### Task set
1/ Copy the passage of the essay on debt-based money starting with "The Great Fleecing" and going on through "worthless electronic digits?".
2/ Summarize the essay on debt-based money in two sentences.

### Selection
┄┄┄┄┄┄

Tuesday, December 4, 2012

The Great Fleecing of the Ages

If money is being overprinted today, and overprinting is what's causing price inflation, then why are there not people arriving at stores with their wheelbarrows of worthless trash money to buy just a single loaf of bread? Why are there not people wallpapering their walls with their worthless trash cash if money is being overprinted and that overprinting is what's causing price inflation? If money is being overprinted today, then why aren't people's chequing accounts filled with thousands upon thousands of worthless electronic digits?

Answer: it is not being overprinted. The cause of price inflation is absolutely because of the interest on the debt. Interest rates go up, then so do prices, because people have to make a profit from what they sell. Businesses depend on loans. All money is a loan. The banks own 100% of the money all of the time.

Don't think so? In the beginning they do and in the long run they do - which is basically the definition of something that's on loan. The money that comes into existence as a loan did not exist before the loan was made. If all the money comes into existence as an interest-bearing loan, then - to repeat Byron Dale's simple and ingenious question - where does the money come from to pay the interest on the loan? That too has to be borrowed - at interest.

Which of course, leads to Dale's perceptive analogy:

"You cannot borrow yourself out of debt - no more than you can drink yourself sober."

The cheque that you get from work, the payment that you get for your services, is money that was, at some point in time, by some other person (whether in industry or government), at some other place, borrowed into existence as an interest-bearing loan. That's right: that fiat money in your wallet and purse came into being in the exact same way that credits on a credit card do. There is no fundamental difference between them.

Ah, but surely once a loan is paid back, that money then gets circulated back into the system in various ways and thus there comes to be money in the system that is not loaned?

You want to know the kicker? When a loan is paid back to the bank, they extinguish that money from the system. Before the loan was made, the money did not exist; the borrower's promise to pay is what brings the money into existence as a loan. When it is paid back, the banks extinguish that money from the system. Of course the interest from it they keep as their own and perhaps some of that goes back into the system, but the proportions of that to what is loaned, and loans refused, and what is called back, would not be near enough to make any difference whatsoever.

So yeah, no, there is no overprinting problem today, here in the west. The problem is completely different.

And when you hear people talking about the problem having to do with too much credit (and the "credit-addicted welfare slaves") as well as that damn fiat money, before going off into a tangent about how we need to become less dependent on government Anarcho-Capitalists, you can be assured they don't quite get it - indeed, that they miss the mark entirely. Because that fiat money is nothing but what the credit is. They are the same. The problem with the fiat money is not that it is fiat. The problem with it is that it is borrowed. The problem with government spending is not the spending, but that they borrow in order to spend (and of course, kicking the payment for the debts plus compounding interest to the next generations, not to mention flushing the nation's sovereignty down the toilet). Borrowing is not something exclusive to "credit-addicted welfare slaves"; it is the very foundation of our entire monetary system.

┄┄┄┄┄┄

### Record list
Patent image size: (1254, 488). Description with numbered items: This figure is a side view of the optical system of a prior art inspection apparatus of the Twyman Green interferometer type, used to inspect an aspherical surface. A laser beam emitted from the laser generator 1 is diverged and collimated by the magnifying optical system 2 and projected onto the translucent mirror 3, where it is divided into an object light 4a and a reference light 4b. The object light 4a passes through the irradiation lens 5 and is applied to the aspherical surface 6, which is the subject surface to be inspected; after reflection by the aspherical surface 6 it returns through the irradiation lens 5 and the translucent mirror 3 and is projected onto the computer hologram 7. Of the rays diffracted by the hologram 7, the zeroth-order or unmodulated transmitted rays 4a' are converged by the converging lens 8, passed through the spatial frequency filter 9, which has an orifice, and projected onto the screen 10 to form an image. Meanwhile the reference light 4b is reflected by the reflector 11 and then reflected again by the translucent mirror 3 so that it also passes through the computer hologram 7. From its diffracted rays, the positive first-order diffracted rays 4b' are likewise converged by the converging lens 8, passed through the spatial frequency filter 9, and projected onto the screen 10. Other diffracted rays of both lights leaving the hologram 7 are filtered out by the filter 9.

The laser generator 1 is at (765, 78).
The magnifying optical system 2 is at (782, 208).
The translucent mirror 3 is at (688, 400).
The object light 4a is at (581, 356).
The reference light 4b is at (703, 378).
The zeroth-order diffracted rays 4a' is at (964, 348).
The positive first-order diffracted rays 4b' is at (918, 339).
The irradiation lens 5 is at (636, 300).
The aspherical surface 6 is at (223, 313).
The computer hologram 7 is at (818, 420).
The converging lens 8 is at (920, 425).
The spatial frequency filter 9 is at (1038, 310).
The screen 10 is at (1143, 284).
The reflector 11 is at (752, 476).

┄┄┄┄┄┄

### Responses in order
1/
The Great Fleecing of the Ages

If money is being overprinted today, and overprinting is what's causing price inflation, then why are there not people arriving at stores with their wheelbarrows of worthless trash money to buy just a single loaf of bread? Why are there not people wallpapering their walls with their worthless trash cash if money is being overprinted and that overprinting is what's causing price inflation? If money is being overprinted today, then why aren't people's chequing accounts filled with thousands upon thousands of worthless electronic digits?

2/ The essay argues that money is not being overprinted and that price inflation is caused instead by the interest on debt, because all money comes into existence as an interest-bearing loan that the banks own and extinguish when it is paid back. It holds that fiat money and credit are the same, so the problem with fiat money and government spending is the borrowing, which is the foundation of the entire monetary system.